Print, exactly and completely, every entry in the data.

------

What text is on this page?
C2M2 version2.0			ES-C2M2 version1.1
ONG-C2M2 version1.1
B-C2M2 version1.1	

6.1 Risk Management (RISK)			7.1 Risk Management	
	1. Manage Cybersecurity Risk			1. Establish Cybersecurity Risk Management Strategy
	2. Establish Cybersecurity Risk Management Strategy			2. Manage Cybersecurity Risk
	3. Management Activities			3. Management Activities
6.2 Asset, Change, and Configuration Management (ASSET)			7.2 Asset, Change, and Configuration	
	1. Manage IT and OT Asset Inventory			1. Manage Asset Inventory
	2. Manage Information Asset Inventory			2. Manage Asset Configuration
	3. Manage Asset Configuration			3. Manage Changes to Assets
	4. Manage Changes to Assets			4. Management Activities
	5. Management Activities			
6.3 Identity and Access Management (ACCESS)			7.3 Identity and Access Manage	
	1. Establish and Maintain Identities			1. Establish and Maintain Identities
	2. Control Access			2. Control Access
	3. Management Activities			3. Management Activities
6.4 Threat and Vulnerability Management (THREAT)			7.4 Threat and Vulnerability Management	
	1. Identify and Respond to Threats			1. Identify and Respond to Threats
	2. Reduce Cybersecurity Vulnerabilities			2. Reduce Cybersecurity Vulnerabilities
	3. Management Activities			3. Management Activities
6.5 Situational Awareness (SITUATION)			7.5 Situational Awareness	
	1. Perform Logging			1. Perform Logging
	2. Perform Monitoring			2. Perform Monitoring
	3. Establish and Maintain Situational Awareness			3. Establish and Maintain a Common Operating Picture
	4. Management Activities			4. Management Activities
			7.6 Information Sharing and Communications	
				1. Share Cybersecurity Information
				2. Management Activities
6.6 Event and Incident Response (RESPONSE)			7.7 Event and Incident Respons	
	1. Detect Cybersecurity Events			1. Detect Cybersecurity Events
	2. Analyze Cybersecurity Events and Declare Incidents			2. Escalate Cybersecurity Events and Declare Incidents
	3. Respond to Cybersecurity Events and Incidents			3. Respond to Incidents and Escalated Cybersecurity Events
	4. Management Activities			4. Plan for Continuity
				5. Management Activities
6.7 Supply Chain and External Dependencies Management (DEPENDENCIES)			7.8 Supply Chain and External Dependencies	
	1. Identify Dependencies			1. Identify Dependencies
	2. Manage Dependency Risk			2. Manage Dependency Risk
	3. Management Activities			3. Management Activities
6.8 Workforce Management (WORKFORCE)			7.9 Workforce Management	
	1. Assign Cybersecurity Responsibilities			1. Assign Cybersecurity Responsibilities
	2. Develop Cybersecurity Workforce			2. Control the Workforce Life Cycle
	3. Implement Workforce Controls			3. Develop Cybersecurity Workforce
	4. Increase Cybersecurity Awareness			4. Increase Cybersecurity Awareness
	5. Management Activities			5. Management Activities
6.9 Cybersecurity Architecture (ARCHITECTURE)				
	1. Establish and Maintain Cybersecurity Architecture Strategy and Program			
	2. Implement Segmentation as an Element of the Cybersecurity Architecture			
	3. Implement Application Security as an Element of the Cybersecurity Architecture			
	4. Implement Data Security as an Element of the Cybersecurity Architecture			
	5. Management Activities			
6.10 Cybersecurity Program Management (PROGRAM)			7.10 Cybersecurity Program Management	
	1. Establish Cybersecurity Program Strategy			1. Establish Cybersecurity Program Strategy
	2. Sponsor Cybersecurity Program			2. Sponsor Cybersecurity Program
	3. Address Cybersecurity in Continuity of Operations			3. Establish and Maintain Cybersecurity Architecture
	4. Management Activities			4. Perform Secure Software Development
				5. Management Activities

------

## Right answer:
What text is on this page?
C2M2 version2.0			ES-C2M2 version1.1
ONG-C2M2 version1.1
B-C2M2 version1.1	

6.1 Risk Management (RISK)			7.1 Risk Management	
	1. Manage Cybersecurity Risk			1. Establish Cybersecurity Risk Management Strategy
	2. Establish Cybersecurity Risk Management Strategy			2. Manage Cybersecurity Risk
	3. Management Activities			3. Management Activities
6.2 Asset, Change, and Configuration Management (ASSET)			7.2 Asset, Change, and Configuration	
	1. Manage IT and OT Asset Inventory			1. Manage Asset Inventory
	2. Manage Information Asset Inventory			2. Manage Asset Configuration
	3. Manage Asset Configuration			3. Manage Changes to Assets
	4. Manage Changes to Assets			4. Management Activities
	5. Management Activities			
6.3 Identity and Access Management (ACCESS)			7.3 Identity and Access Manage	
	1. Establish and Maintain Identities			1. Establish and Maintain Identities
	2. Control Access			2. Control Access
	3. Management Activities			3. Management Activities
6.4 Threat and Vulnerability Management (THREAT)			7.4 Threat and Vulnerability Management	
	1. Identify and Respond to Threats			1. Identify and Respond to Threats
	2. Reduce Cybersecurity Vulnerabilities			2. Reduce Cybersecurity Vulnerabilities
	3. Management Activities			3. Management Activities
6.5 Situational Awareness (SITUATION)			7.5 Situational Awareness	
	1. Perform Logging			1. Perform Logging
	2. Perform Monitoring			2. Perform Monitoring
	3. Establish and Maintain Situational Awareness			3. Establish and Maintain a Common Operating Picture
	4. Management Activities			4. Management Activities
			7.6 Information Sharing and Communications	
				1. Share Cybersecurity Information
				2. Management Activities
6.6 Event and Incident Response (RESPONSE)			7.7 Event and Incident Respons	
	1. Detect Cybersecurity Events			1. Detect Cybersecurity Events
	2. Analyze Cybersecurity Events and Declare Incidents			2. Escalate Cybersecurity Events and Declare Incidents
	3. Respond to Cybersecurity Events and Incidents			3. Respond to Incidents and Escalated Cybersecurity Events
	4. Management Activities			4. Plan for Continuity
				5. Management Activities
6.7 Supply Chain and External Dependencies Management (DEPENDENCIES)			7.8 Supply Chain and External Dependencies	
	1. Identify Dependencies			1. Identify Dependencies
	2. Manage Dependency Risk			2. Manage Dependency Risk
	3. Management Activities			3. Management Activities
6.8 Workforce Management (WORKFORCE)			7.9 Workforce Management	
	1. Assign Cybersecurity Responsibilities			1. Assign Cybersecurity Responsibilities
	2. Develop Cybersecurity Workforce			2. Control the Workforce Life Cycle
	3. Implement Workforce Controls			3. Develop Cybersecurity Workforce
	4. Increase Cybersecurity Awareness			4. Increase Cybersecurity Awareness
	5. Management Activities			5. Management Activities
6.9 Cybersecurity Architecture (ARCHITECTURE)				
	1. Establish and Maintain Cybersecurity Architecture Strategy and Program			
	2. Implement Segmentation as an Element of the Cybersecurity Architecture			
	3. Implement Application Security as an Element of the Cybersecurity Architecture			
	4. Implement Data Security as an Element of the Cybersecurity Architecture			
	5. Management Activities			
6.10 Cybersecurity Program Management (PROGRAM)			7.10 Cybersecurity Program Management	
	1. Establish Cybersecurity Program Strategy			1. Establish Cybersecurity Program Strategy
	2. Sponsor Cybersecurity Program			2. Sponsor Cybersecurity Program
	3. Address Cybersecurity in Continuity of Operations			3. Establish and Maintain Cybersecurity Architecture
	4. Management Activities			4. Perform Secure Software Development
				5. Management Activities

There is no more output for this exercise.